(RECORDS TO PROCESS):
begin
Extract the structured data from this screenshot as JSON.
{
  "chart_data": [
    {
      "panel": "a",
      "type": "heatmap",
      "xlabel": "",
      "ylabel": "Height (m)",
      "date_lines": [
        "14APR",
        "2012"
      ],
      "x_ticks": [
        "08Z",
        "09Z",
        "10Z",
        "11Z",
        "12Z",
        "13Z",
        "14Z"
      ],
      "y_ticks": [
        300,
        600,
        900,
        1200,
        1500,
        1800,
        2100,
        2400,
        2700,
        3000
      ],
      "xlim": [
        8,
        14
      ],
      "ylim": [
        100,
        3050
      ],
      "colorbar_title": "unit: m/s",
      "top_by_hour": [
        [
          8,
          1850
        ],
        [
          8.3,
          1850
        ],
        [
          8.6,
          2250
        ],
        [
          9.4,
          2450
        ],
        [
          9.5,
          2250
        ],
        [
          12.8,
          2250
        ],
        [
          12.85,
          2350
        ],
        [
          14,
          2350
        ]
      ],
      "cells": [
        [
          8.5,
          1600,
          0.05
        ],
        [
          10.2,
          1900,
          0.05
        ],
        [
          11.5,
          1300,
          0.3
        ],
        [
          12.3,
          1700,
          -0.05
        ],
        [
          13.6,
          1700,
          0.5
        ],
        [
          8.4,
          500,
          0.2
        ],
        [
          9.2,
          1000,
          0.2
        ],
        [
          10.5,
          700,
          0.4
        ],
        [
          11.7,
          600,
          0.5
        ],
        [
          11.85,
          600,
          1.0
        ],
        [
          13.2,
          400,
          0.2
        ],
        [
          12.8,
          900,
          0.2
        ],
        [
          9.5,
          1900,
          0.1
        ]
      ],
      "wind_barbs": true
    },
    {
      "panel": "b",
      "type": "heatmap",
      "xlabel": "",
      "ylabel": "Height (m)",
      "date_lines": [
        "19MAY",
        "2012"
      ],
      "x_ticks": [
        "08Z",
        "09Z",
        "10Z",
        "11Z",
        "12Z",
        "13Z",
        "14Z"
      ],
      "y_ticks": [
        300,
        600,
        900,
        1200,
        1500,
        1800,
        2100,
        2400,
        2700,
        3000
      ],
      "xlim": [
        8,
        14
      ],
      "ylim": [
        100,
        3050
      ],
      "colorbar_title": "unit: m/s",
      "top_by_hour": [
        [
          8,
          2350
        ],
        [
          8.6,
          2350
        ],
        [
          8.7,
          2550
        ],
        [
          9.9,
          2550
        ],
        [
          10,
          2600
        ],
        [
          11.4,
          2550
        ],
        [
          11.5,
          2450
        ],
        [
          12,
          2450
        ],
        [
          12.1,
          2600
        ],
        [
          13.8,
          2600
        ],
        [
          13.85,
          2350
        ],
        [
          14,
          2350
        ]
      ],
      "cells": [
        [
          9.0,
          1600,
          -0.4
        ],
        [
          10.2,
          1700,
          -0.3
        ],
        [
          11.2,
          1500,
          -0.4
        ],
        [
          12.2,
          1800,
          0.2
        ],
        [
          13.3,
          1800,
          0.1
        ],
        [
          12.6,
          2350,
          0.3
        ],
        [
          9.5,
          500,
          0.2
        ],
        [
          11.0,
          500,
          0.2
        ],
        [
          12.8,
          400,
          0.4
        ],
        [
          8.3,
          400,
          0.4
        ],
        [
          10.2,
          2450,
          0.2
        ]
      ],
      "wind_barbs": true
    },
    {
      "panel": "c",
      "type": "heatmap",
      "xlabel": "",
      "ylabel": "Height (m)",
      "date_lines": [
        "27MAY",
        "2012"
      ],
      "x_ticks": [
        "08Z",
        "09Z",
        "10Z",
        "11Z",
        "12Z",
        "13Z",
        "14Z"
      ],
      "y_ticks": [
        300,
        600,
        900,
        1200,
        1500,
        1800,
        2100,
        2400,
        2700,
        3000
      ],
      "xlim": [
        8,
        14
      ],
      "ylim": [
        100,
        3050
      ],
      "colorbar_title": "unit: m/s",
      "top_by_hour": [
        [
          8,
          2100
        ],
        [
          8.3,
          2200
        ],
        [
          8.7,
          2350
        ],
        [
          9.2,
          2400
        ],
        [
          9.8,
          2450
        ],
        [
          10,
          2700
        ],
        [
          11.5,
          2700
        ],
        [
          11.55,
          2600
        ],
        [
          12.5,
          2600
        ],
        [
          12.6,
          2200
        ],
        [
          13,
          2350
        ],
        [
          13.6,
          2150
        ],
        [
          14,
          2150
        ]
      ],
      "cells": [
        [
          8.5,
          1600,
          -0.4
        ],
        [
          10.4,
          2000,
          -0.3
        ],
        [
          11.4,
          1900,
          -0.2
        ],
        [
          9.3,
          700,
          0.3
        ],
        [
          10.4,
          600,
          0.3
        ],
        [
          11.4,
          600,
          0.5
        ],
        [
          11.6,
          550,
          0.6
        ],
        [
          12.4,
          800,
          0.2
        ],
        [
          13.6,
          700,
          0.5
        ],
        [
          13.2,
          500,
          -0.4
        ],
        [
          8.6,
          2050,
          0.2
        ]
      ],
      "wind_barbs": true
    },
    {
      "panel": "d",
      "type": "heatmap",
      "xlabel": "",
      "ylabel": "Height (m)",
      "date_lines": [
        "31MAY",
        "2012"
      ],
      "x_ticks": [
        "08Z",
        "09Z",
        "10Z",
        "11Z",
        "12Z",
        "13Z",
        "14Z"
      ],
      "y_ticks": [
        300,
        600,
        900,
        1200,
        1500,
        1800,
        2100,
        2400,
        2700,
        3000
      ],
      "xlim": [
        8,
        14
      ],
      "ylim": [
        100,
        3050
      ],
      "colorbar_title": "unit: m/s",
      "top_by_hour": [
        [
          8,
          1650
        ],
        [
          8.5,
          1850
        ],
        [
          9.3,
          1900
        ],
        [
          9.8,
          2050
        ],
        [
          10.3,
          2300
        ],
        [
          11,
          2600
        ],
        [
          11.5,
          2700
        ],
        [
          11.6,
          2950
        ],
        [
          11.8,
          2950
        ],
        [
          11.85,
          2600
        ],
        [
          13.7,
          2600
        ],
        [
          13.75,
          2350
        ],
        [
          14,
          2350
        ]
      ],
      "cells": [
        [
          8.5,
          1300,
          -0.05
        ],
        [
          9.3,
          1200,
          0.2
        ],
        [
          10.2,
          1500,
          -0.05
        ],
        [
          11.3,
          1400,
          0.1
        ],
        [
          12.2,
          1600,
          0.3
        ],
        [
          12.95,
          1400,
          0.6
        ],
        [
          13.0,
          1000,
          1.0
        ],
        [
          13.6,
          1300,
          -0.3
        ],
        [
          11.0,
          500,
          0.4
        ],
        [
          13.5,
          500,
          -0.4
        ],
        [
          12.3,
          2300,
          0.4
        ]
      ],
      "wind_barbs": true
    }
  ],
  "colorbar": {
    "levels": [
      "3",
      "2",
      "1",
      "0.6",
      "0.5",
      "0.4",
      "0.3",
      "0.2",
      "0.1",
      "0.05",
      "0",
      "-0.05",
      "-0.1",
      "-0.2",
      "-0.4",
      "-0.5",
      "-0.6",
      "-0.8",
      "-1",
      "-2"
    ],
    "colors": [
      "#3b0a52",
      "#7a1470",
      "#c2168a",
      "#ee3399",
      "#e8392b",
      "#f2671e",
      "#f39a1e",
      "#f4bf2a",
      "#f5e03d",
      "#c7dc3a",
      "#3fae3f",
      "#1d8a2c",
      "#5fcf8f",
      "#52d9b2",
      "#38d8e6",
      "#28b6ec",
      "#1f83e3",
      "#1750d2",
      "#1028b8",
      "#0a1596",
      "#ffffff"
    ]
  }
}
end
(WRITTEN PROBLEM):
Give all the records again. Match them exactly.

(TASK RESPONSE):
Extract the structured data from this screenshot as JSON.
{
  "chart_data": [
    {
      "panel": "a",
      "type": "heatmap",
      "xlabel": "",
      "ylabel": "Height (m)",
      "date_lines": [
        "14APR",
        "2012"
      ],
      "x_ticks": [
        "08Z",
        "09Z",
        "10Z",
        "11Z",
        "12Z",
        "13Z",
        "14Z"
      ],
      "y_ticks": [
        300,
        600,
        900,
        1200,
        1500,
        1800,
        2100,
        2400,
        2700,
        3000
      ],
      "xlim": [
        8,
        14
      ],
      "ylim": [
        100,
        3050
      ],
      "colorbar_title": "unit: m/s",
      "top_by_hour": [
        [
          8,
          1850
        ],
        [
          8.3,
          1850
        ],
        [
          8.6,
          2250
        ],
        [
          9.4,
          2450
        ],
        [
          9.5,
          2250
        ],
        [
          12.8,
          2250
        ],
        [
          12.85,
          2350
        ],
        [
          14,
          2350
        ]
      ],
      "cells": [
        [
          8.5,
          1600,
          0.05
        ],
        [
          10.2,
          1900,
          0.05
        ],
        [
          11.5,
          1300,
          0.3
        ],
        [
          12.3,
          1700,
          -0.05
        ],
        [
          13.6,
          1700,
          0.5
        ],
        [
          8.4,
          500,
          0.2
        ],
        [
          9.2,
          1000,
          0.2
        ],
        [
          10.5,
          700,
          0.4
        ],
        [
          11.7,
          600,
          0.5
        ],
        [
          11.85,
          600,
          1.0
        ],
        [
          13.2,
          400,
          0.2
        ],
        [
          12.8,
          900,
          0.2
        ],
        [
          9.5,
          1900,
          0.1
        ]
      ],
      "wind_barbs": true
    },
    {
      "panel": "b",
      "type": "heatmap",
      "xlabel": "",
      "ylabel": "Height (m)",
      "date_lines": [
        "19MAY",
        "2012"
      ],
      "x_ticks": [
        "08Z",
        "09Z",
        "10Z",
        "11Z",
        "12Z",
        "13Z",
        "14Z"
      ],
      "y_ticks": [
        300,
        600,
        900,
        1200,
        1500,
        1800,
        2100,
        2400,
        2700,
        3000
      ],
      "xlim": [
        8,
        14
      ],
      "ylim": [
        100,
        3050
      ],
      "colorbar_title": "unit: m/s",
      "top_by_hour": [
        [
          8,
          2350
        ],
        [
          8.6,
          2350
        ],
        [
          8.7,
          2550
        ],
        [
          9.9,
          2550
        ],
        [
          10,
          2600
        ],
        [
          11.4,
          2550
        ],
        [
          11.5,
          2450
        ],
        [
          12,
          2450
        ],
        [
          12.1,
          2600
        ],
        [
          13.8,
          2600
        ],
        [
          13.85,
          2350
        ],
        [
          14,
          2350
        ]
      ],
      "cells": [
        [
          9.0,
          1600,
          -0.4
        ],
        [
          10.2,
          1700,
          -0.3
        ],
        [
          11.2,
          1500,
          -0.4
        ],
        [
          12.2,
          1800,
          0.2
        ],
        [
          13.3,
          1800,
          0.1
        ],
        [
          12.6,
          2350,
          0.3
        ],
        [
          9.5,
          500,
          0.2
        ],
        [
          11.0,
          500,
          0.2
        ],
        [
          12.8,
          400,
          0.4
        ],
        [
          8.3,
          400,
          0.4
        ],
        [
          10.2,
          2450,
          0.2
        ]
      ],
      "wind_barbs": true
    },
    {
      "panel": "c",
      "type": "heatmap",
      "xlabel": "",
      "ylabel": "Height (m)",
      "date_lines": [
        "27MAY",
        "2012"
      ],
      "x_ticks": [
        "08Z",
        "09Z",
        "10Z",
        "11Z",
        "12Z",
        "13Z",
        "14Z"
      ],
      "y_ticks": [
        300,
        600,
        900,
        1200,
        1500,
        1800,
        2100,
        2400,
        2700,
        3000
      ],
      "xlim": [
        8,
        14
      ],
      "ylim": [
        100,
        3050
      ],
      "colorbar_title": "unit: m/s",
      "top_by_hour": [
        [
          8,
          2100
        ],
        [
          8.3,
          2200
        ],
        [
          8.7,
          2350
        ],
        [
          9.2,
          2400
        ],
        [
          9.8,
          2450
        ],
        [
          10,
          2700
        ],
        [
          11.5,
          2700
        ],
        [
          11.55,
          2600
        ],
        [
          12.5,
          2600
        ],
        [
          12.6,
          2200
        ],
        [
          13,
          2350
        ],
        [
          13.6,
          2150
        ],
        [
          14,
          2150
        ]
      ],
      "cells": [
        [
          8.5,
          1600,
          -0.4
        ],
        [
          10.4,
          2000,
          -0.3
        ],
        [
          11.4,
          1900,
          -0.2
        ],
        [
          9.3,
          700,
          0.3
        ],
        [
          10.4,
          600,
          0.3
        ],
        [
          11.4,
          600,
          0.5
        ],
        [
          11.6,
          550,
          0.6
        ],
        [
          12.4,
          800,
          0.2
        ],
        [
          13.6,
          700,
          0.5
        ],
        [
          13.2,
          500,
          -0.4
        ],
        [
          8.6,
          2050,
          0.2
        ]
      ],
      "wind_barbs": true
    },
    {
      "panel": "d",
      "type": "heatmap",
      "xlabel": "",
      "ylabel": "Height (m)",
      "date_lines": [
        "31MAY",
        "2012"
      ],
      "x_ticks": [
        "08Z",
        "09Z",
        "10Z",
        "11Z",
        "12Z",
        "13Z",
        "14Z"
      ],
      "y_ticks": [
        300,
        600,
        900,
        1200,
        1500,
        1800,
        2100,
        2400,
        2700,
        3000
      ],
      "xlim": [
        8,
        14
      ],
      "ylim": [
        100,
        3050
      ],
      "colorbar_title": "unit: m/s",
      "top_by_hour": [
        [
          8,
          1650
        ],
        [
          8.5,
          1850
        ],
        [
          9.3,
          1900
        ],
        [
          9.8,
          2050
        ],
        [
          10.3,
          2300
        ],
        [
          11,
          2600
        ],
        [
          11.5,
          2700
        ],
        [
          11.6,
          2950
        ],
        [
          11.8,
          2950
        ],
        [
          11.85,
          2600
        ],
        [
          13.7,
          2600
        ],
        [
          13.75,
          2350
        ],
        [
          14,
          2350
        ]
      ],
      "cells": [
        [
          8.5,
          1300,
          -0.05
        ],
        [
          9.3,
          1200,
          0.2
        ],
        [
          10.2,
          1500,
          -0.05
        ],
        [
          11.3,
          1400,
          0.1
        ],
        [
          12.2,
          1600,
          0.3
        ],
        [
          12.95,
          1400,
          0.6
        ],
        [
          13.0,
          1000,
          1.0
        ],
        [
          13.6,
          1300,
          -0.3
        ],
        [
          11.0,
          500,
          0.4
        ],
        [
          13.5,
          500,
          -0.4
        ],
        [
          12.3,
          2300,
          0.4
        ]
      ],
      "wind_barbs": true
    }
  ],
  "colorbar": {
    "levels": [
      "3",
      "2",
      "1",
      "0.6",
      "0.5",
      "0.4",
      "0.3",
      "0.2",
      "0.1",
      "0.05",
      "0",
      "-0.05",
      "-0.1",
      "-0.2",
      "-0.4",
      "-0.5",
      "-0.6",
      "-0.8",
      "-1",
      "-2"
    ],
    "colors": [
      "#3b0a52",
      "#7a1470",
      "#c2168a",
      "#ee3399",
      "#e8392b",
      "#f2671e",
      "#f39a1e",
      "#f4bf2a",
      "#f5e03d",
      "#c7dc3a",
      "#3fae3f",
      "#1d8a2c",
      "#5fcf8f",
      "#52d9b2",
      "#38d8e6",
      "#28b6ec",
      "#1f83e3",
      "#1750d2",
      "#1028b8",
      "#0a1596",
      "#ffffff"
    ]
  }
}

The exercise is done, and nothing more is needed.